Repeat exactly each line of the data provided below.

Dataset records
|---|
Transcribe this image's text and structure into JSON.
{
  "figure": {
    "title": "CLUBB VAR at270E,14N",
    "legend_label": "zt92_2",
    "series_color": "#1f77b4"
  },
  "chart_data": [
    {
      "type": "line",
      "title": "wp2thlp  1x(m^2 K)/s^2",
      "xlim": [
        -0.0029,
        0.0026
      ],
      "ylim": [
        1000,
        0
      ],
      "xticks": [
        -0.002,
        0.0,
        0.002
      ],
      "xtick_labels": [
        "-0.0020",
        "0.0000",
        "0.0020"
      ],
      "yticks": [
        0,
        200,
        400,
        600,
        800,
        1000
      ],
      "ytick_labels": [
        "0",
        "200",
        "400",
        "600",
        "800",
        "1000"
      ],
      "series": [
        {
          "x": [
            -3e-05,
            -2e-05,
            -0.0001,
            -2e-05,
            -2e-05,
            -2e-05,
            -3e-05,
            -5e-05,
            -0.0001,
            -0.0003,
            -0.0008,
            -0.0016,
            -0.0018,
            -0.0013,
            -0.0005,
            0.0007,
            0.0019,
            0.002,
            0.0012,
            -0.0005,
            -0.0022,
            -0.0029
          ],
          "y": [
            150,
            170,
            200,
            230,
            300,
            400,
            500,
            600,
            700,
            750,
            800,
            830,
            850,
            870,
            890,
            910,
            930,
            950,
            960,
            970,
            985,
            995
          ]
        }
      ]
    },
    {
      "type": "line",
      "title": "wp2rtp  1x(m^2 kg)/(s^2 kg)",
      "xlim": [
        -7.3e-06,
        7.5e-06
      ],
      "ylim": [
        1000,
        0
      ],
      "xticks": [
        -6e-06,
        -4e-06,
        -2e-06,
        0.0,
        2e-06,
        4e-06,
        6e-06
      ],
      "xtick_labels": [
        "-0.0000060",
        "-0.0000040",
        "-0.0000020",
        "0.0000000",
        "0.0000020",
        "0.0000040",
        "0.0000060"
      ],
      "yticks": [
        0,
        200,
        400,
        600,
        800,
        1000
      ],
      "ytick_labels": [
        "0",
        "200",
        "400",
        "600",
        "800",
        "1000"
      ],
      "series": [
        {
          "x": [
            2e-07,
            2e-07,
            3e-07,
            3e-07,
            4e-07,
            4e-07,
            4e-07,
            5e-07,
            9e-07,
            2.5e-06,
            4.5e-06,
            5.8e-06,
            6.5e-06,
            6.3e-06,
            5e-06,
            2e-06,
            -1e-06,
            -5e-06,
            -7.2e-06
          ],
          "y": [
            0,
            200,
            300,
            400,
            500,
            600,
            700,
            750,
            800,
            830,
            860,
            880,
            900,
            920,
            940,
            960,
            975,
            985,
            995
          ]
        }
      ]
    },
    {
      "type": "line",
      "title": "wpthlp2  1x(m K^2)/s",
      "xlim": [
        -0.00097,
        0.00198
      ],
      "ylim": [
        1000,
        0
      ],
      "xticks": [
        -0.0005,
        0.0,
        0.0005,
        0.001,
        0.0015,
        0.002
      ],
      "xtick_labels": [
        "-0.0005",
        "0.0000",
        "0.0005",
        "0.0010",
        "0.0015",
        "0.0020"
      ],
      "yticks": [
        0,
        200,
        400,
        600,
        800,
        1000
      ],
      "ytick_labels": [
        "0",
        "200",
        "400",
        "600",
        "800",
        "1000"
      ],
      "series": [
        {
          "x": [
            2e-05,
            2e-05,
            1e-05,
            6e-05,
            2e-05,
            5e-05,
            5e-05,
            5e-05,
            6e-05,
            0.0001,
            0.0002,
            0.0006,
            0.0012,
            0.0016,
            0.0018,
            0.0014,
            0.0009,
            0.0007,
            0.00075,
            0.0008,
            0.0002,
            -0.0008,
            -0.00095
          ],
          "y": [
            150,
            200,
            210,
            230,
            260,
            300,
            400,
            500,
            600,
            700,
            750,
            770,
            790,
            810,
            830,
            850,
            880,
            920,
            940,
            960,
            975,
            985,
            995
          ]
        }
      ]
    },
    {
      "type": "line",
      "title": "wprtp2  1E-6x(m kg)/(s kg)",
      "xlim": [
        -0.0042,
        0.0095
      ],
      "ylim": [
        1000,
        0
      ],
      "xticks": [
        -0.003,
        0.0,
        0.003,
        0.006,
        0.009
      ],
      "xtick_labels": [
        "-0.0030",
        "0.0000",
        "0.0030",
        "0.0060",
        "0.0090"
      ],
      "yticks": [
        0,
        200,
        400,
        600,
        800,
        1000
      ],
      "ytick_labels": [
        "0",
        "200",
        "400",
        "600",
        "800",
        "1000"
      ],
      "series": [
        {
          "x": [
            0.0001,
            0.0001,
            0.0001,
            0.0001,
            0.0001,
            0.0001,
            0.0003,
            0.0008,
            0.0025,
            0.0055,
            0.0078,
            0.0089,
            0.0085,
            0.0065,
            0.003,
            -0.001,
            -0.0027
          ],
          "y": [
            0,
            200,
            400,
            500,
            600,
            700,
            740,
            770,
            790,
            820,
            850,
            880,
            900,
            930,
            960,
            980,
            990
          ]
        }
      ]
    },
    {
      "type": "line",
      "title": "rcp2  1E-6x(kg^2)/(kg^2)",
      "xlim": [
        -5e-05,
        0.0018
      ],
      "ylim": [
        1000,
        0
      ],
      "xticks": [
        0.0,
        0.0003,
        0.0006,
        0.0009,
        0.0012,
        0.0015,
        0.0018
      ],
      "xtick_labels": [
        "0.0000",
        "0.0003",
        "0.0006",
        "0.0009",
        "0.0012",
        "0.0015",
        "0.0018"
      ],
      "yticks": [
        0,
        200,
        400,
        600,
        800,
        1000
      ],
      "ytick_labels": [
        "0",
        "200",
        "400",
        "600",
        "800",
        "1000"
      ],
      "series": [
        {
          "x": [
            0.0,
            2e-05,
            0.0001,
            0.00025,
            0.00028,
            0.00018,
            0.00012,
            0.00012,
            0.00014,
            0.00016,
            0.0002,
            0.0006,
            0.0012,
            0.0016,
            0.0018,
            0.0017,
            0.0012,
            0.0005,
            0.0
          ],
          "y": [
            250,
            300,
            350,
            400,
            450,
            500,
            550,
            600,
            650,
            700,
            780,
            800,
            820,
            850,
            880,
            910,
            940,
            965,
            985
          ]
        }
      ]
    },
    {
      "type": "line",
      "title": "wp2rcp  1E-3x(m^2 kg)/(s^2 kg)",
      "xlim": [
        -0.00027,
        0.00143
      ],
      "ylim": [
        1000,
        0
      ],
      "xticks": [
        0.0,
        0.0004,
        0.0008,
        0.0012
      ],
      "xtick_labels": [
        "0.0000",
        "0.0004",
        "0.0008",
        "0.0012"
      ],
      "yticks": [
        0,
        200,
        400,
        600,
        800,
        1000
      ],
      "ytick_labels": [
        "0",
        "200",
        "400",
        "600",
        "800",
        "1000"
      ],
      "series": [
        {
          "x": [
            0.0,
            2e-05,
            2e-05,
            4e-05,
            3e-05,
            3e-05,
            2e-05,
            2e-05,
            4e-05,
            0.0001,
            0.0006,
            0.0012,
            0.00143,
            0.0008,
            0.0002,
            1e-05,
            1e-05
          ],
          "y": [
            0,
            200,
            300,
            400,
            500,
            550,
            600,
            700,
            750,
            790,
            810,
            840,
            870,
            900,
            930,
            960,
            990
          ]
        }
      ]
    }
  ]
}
|---|
Expected answer
Transcribe this image's text and structure into JSON.
{
  "figure": {
    "title": "CLUBB VAR at270E,14N",
    "legend_label": "zt92_2",
    "series_color": "#1f77b4"
  },
  "chart_data": [
    {
      "type": "line",
      "title": "wp2thlp  1x(m^2 K)/s^2",
      "xlim": [
        -0.0029,
        0.0026
      ],
      "ylim": [
        1000,
        0
      ],
      "xticks": [
        -0.002,
        0.0,
        0.002
      ],
      "xtick_labels": [
        "-0.0020",
        "0.0000",
        "0.0020"
      ],
      "yticks": [
        0,
        200,
        400,
        600,
        800,
        1000
      ],
      "ytick_labels": [
        "0",
        "200",
        "400",
        "600",
        "800",
        "1000"
      ],
      "series": [
        {
          "x": [
            -3e-05,
            -2e-05,
            -0.0001,
            -2e-05,
            -2e-05,
            -2e-05,
            -3e-05,
            -5e-05,
            -0.0001,
            -0.0003,
            -0.0008,
            -0.0016,
            -0.0018,
            -0.0013,
            -0.0005,
            0.0007,
            0.0019,
            0.002,
            0.0012,
            -0.0005,
            -0.0022,
            -0.0029
          ],
          "y": [
            150,
            170,
            200,
            230,
            300,
            400,
            500,
            600,
            700,
            750,
            800,
            830,
            850,
            870,
            890,
            910,
            930,
            950,
            960,
            970,
            985,
            995
          ]
        }
      ]
    },
    {
      "type": "line",
      "title": "wp2rtp  1x(m^2 kg)/(s^2 kg)",
      "xlim": [
        -7.3e-06,
        7.5e-06
      ],
      "ylim": [
        1000,
        0
      ],
      "xticks": [
        -6e-06,
        -4e-06,
        -2e-06,
        0.0,
        2e-06,
        4e-06,
        6e-06
      ],
      "xtick_labels": [
        "-0.0000060",
        "-0.0000040",
        "-0.0000020",
        "0.0000000",
        "0.0000020",
        "0.0000040",
        "0.0000060"
      ],
      "yticks": [
        0,
        200,
        400,
        600,
        800,
        1000
      ],
      "ytick_labels": [
        "0",
        "200",
        "400",
        "600",
        "800",
        "1000"
      ],
      "series": [
        {
          "x": [
            2e-07,
            2e-07,
            3e-07,
            3e-07,
            4e-07,
            4e-07,
            4e-07,
            5e-07,
            9e-07,
            2.5e-06,
            4.5e-06,
            5.8e-06,
            6.5e-06,
            6.3e-06,
            5e-06,
            2e-06,
            -1e-06,
            -5e-06,
            -7.2e-06
          ],
          "y": [
            0,
            200,
            300,
            400,
            500,
            600,
            700,
            750,
            800,
            830,
            860,
            880,
            900,
            920,
            940,
            960,
            975,
            985,
            995
          ]
        }
      ]
    },
    {
      "type": "line",
      "title": "wpthlp2  1x(m K^2)/s",
      "xlim": [
        -0.00097,
        0.00198
      ],
      "ylim": [
        1000,
        0
      ],
      "xticks": [
        -0.0005,
        0.0,
        0.0005,
        0.001,
        0.0015,
        0.002
      ],
      "xtick_labels": [
        "-0.0005",
        "0.0000",
        "0.0005",
        "0.0010",
        "0.0015",
        "0.0020"
      ],
      "yticks": [
        0,
        200,
        400,
        600,
        800,
        1000
      ],
      "ytick_labels": [
        "0",
        "200",
        "400",
        "600",
        "800",
        "1000"
      ],
      "series": [
        {
          "x": [
            2e-05,
            2e-05,
            1e-05,
            6e-05,
            2e-05,
            5e-05,
            5e-05,
            5e-05,
            6e-05,
            0.0001,
            0.0002,
            0.0006,
            0.0012,
            0.0016,
            0.0018,
            0.0014,
            0.0009,
            0.0007,
            0.00075,
            0.0008,
            0.0002,
            -0.0008,
            -0.00095
          ],
          "y": [
            150,
            200,
            210,
            230,
            260,
            300,
            400,
            500,
            600,
            700,
            750,
            770,
            790,
            810,
            830,
            850,
            880,
            920,
            940,
            960,
            975,
            985,
            995
          ]
        }
      ]
    },
    {
      "type": "line",
      "title": "wprtp2  1E-6x(m kg)/(s kg)",
      "xlim": [
        -0.0042,
        0.0095
      ],
      "ylim": [
        1000,
        0
      ],
      "xticks": [
        -0.003,
        0.0,
        0.003,
        0.006,
        0.009
      ],
      "xtick_labels": [
        "-0.0030",
        "0.0000",
        "0.0030",
        "0.0060",
        "0.0090"
      ],
      "yticks": [
        0,
        200,
        400,
        600,
        800,
        1000
      ],
      "ytick_labels": [
        "0",
        "200",
        "400",
        "600",
        "800",
        "1000"
      ],
      "series": [
        {
          "x": [
            0.0001,
            0.0001,
            0.0001,
            0.0001,
            0.0001,
            0.0001,
            0.0003,
            0.0008,
            0.0025,
            0.0055,
            0.0078,
            0.0089,
            0.0085,
            0.0065,
            0.003,
            -0.001,
            -0.0027
          ],
          "y": [
            0,
            200,
            400,
            500,
            600,
            700,
            740,
            770,
            790,
            820,
            850,
            880,
            900,
            930,
            960,
            980,
            990
          ]
        }
      ]
    },
    {
      "type": "line",
      "title": "rcp2  1E-6x(kg^2)/(kg^2)",
      "xlim": [
        -5e-05,
        0.0018
      ],
      "ylim": [
        1000,
        0
      ],
      "xticks": [
        0.0,
        0.0003,
        0.0006,
        0.0009,
        0.0012,
        0.0015,
        0.0018
      ],
      "xtick_labels": [
        "0.0000",
        "0.0003",
        "0.0006",
        "0.0009",
        "0.0012",
        "0.0015",
        "0.0018"
      ],
      "yticks": [
        0,
        200,
        400,
        600,
        800,
        1000
      ],
      "ytick_labels": [
        "0",
        "200",
        "400",
        "600",
        "800",
        "1000"
      ],
      "series": [
        {
          "x": [
            0.0,
            2e-05,
            0.0001,
            0.00025,
            0.00028,
            0.00018,
            0.00012,
            0.00012,
            0.00014,
            0.00016,
            0.0002,
            0.0006,
            0.0012,
            0.0016,
            0.0018,
            0.0017,
            0.0012,
            0.0005,
            0.0
          ],
          "y": [
            250,
            300,
            350,
            400,
            450,
            500,
            550,
            600,
            650,
            700,
            780,
            800,
            820,
            850,
            880,
            910,
            940,
            965,
            985
          ]
        }
      ]
    },
    {
      "type": "line",
      "title": "wp2rcp  1E-3x(m^2 kg)/(s^2 kg)",
      "xlim": [
        -0.00027,
        0.00143
      ],
      "ylim": [
        1000,
        0
      ],
      "xticks": [
        0.0,
        0.0004,
        0.0008,
        0.0012
      ],
      "xtick_labels": [
        "0.0000",
        "0.0004",
        "0.0008",
        "0.0012"
      ],
      "yticks": [
        0,
        200,
        400,
        600,
        800,
        1000
      ],
      "ytick_labels": [
        "0",
        "200",
        "400",
        "600",
        "800",
        "1000"
      ],
      "series": [
        {
          "x": [
            0.0,
            2e-05,
            2e-05,
            4e-05,
            3e-05,
            3e-05,
            2e-05,
            2e-05,
            4e-05,
            0.0001,
            0.0006,
            0.0012,
            0.00143,
            0.0008,
            0.0002,
            1e-05,
            1e-05
          ],
          "y": [
            0,
            200,
            300,
            400,
            500,
            550,
            600,
            700,
            750,
            790,
            810,
            840,
            870,
            900,
            930,
            960,
            990
          ]
        }
      ]
    }
  ]
}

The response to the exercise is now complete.